◆ Work task A ◆
In the article on Donna Ockenden's evidence to MPs, who chaired the Commons Health and Social Care Committee?
◆ Work task B ◆
Name every person the article on Donna Ockenden's evidence mentions by name, with the role it gives each one.

Donna Ockenden told the Commons Health and Social Care Committee there was a "culture" of blaming parents at SaTH.
Last week, Ms Ockenden's interim report identified a number of "deeply worrying themes" about staff at the trust.
Ms Ockenden told the committee on Tuesday: "I think the one issue that stands out above everything else was a failure to listen to families.
"We've come across a lot of families who tried really hard to get the system - the trust - to listen to them.
"They (the parents) carry on their shoulders a large amount of guilt now because they feel they failed to get the system to listen to them."
Ms Ockenden told the committee, chaired by former health secretary Jeremy Hunt: "I can't stress it enough - listening or not listening to families is absolutely key.
"We know many, many families tried over many years to get the trust structure... to listen.
"We have seen lots of examples already of dismissive letters, very unkind letters.
"There was also a culture of 'this is your fault' to the mothers - 'If you hadn't done X, your baby may have lived'."
She added: "Mothers and fathers will tell you they have carried that guilt for years."
Former senior midwife Donna Ockenden said the Shrewsbury and Telford Hospital NHS Trust had its own mechanism for dealing with complaints, which did not follow national guidance, and was only ever engaged when legal action was threatened or a complaint was made.
She told the Commons Health and Social Care Committee: "What we found is that when they (the trust) did investigate, if they did investigate, they often just hung their hat on the wrong hook.
"They picked something that certainly wasn't the cause and got diverted - they failed to learn.
"It's not one issue - it's not that they tried to sweep things under the carpet, it's not that they just didn't listen to families, there were multi-faceted things going on across all professions."
Concluding her evidence, Ms Ockenden added: "Childbirth and the arrival of a new baby should be the most joyous event in a family's life, and it is simply unacceptable if what we leave along the way are instead broken families and women who carry guilt on their shoulders for many years.
"I will continue to speak out on this for as long as is necessary."
Asked by committee chairman Jeremy Hunt if she accepted that Shrewsbury and Telford Hospital NHS Trust promoted "normal birth at any cost", Gill Walton, chief executive of the Royal College of Midwives told MPs: "It does sound like it was."
Asked if there may be a problem in other parts of the NHS as well, Ms Walton replied: "I think it's changing and I think it's really important all the teams work together with women at the centre of care and don't promote one type of birth over another."

◆ Entries supplied ◆
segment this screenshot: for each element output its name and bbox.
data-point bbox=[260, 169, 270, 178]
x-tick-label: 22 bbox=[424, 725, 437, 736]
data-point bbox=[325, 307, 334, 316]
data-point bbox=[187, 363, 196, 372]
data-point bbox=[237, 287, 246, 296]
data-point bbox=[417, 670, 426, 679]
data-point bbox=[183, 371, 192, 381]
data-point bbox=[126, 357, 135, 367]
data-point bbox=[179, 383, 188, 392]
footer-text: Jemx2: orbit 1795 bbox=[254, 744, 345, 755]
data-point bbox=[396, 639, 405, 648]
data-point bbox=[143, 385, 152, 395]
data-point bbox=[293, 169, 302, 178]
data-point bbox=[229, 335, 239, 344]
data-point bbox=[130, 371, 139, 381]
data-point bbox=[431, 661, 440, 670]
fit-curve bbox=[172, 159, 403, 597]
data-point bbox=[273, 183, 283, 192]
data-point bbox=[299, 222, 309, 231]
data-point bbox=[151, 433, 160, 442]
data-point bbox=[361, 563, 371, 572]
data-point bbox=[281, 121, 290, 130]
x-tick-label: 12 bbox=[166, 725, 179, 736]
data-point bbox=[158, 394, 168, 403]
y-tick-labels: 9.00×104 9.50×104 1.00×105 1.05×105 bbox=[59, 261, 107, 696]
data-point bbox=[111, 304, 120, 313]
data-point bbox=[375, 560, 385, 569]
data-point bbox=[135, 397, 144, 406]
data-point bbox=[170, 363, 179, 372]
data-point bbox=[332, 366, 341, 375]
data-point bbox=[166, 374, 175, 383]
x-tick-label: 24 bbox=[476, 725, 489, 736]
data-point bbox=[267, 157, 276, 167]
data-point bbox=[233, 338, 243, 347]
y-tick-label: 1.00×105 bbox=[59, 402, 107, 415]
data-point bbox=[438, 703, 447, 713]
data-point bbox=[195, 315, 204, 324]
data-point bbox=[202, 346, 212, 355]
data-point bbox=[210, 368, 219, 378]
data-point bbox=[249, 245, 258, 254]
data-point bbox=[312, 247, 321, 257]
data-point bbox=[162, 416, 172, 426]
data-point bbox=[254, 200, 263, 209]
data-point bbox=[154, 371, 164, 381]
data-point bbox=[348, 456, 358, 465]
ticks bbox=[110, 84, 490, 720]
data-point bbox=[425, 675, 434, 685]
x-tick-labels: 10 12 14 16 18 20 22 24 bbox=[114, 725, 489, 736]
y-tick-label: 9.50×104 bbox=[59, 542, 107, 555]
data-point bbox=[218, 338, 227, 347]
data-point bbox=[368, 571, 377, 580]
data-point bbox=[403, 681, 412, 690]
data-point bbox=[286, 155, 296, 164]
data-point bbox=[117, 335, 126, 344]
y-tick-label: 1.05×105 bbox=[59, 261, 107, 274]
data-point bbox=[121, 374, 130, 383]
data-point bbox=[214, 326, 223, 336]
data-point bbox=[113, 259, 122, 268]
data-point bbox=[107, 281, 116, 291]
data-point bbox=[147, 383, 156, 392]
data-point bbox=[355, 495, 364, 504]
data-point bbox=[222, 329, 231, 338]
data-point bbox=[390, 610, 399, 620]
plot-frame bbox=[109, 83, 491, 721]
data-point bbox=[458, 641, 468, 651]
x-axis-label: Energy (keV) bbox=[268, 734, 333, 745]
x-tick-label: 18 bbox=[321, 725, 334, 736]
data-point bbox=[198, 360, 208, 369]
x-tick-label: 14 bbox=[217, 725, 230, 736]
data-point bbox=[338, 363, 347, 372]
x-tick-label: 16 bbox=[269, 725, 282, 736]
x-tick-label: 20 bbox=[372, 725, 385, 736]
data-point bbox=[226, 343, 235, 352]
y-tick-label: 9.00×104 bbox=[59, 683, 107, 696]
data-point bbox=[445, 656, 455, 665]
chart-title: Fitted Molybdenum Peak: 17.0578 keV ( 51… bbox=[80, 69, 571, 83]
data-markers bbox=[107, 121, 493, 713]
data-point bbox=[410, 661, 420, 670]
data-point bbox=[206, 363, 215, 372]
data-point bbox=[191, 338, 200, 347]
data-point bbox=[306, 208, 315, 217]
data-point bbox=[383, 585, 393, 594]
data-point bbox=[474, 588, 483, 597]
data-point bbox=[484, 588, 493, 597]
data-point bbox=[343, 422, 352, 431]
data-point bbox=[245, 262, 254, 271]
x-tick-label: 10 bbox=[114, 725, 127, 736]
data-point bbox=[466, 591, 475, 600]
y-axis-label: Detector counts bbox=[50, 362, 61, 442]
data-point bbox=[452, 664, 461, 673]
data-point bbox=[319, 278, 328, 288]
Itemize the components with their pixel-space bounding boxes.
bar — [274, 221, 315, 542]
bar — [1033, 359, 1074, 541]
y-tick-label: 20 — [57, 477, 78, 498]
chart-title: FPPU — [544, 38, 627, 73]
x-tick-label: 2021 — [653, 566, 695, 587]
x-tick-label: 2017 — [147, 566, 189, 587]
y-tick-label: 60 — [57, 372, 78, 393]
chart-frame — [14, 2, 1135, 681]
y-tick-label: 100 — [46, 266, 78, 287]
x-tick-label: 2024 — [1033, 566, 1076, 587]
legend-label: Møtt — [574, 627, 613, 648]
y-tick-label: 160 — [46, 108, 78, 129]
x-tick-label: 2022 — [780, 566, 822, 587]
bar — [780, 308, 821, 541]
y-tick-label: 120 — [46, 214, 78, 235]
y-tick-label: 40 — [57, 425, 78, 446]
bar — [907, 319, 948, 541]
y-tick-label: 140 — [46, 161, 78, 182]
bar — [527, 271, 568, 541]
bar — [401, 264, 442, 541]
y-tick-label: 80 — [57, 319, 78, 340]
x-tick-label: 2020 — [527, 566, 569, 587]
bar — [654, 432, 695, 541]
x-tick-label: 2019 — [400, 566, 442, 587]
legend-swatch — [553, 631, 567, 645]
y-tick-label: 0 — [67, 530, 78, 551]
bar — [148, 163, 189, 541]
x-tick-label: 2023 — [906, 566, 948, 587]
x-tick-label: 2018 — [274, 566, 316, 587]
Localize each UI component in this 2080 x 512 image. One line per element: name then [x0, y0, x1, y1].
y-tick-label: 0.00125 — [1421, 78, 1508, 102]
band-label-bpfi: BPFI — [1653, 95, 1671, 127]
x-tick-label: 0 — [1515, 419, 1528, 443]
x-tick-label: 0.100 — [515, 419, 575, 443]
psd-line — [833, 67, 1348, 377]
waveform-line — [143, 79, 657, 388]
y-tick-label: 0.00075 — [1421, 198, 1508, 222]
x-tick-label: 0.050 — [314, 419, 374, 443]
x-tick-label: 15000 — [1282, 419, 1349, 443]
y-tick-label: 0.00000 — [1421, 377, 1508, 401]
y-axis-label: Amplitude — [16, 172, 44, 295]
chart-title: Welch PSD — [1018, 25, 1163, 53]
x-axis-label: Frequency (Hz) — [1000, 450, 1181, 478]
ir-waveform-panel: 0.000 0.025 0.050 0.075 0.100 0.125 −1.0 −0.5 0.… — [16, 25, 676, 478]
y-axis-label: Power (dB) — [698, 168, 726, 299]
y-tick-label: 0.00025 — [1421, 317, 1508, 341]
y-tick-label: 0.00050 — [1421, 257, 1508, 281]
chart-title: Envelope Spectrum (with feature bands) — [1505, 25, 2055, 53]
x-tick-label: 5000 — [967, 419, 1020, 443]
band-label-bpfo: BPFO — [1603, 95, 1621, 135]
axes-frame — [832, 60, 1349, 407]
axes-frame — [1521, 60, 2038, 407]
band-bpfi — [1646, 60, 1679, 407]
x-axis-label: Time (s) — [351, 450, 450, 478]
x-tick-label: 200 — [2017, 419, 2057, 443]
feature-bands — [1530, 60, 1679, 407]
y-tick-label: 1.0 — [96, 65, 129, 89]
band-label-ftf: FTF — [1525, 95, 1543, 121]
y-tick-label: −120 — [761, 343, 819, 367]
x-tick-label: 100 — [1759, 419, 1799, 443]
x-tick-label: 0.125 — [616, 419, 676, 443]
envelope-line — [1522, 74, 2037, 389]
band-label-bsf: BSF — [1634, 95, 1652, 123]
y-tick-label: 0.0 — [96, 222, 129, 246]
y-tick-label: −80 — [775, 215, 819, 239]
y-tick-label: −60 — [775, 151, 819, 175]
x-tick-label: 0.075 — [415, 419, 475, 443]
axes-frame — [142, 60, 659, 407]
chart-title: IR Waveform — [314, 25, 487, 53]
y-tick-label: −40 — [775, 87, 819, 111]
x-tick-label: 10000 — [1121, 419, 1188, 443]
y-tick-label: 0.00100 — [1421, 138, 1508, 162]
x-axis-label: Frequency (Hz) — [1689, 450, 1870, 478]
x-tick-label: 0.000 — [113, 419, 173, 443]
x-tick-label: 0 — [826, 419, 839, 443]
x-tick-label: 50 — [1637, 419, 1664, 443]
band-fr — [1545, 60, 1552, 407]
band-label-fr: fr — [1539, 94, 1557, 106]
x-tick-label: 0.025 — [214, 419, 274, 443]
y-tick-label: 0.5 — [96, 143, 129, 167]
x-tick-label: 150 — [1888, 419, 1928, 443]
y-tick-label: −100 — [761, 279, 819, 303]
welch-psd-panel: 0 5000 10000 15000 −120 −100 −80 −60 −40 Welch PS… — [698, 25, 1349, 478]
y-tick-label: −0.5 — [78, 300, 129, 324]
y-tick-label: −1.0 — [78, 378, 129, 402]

◆ Solution A ◆
Jeremy Hunt, a former health secretary, chaired the committee.

◆ Solution B ◆
- Donna Ockenden: former senior midwife
- Jeremy Hunt: committee chairman and former health secretary
- Gill Walton: chief executive of the Royal College of Midwives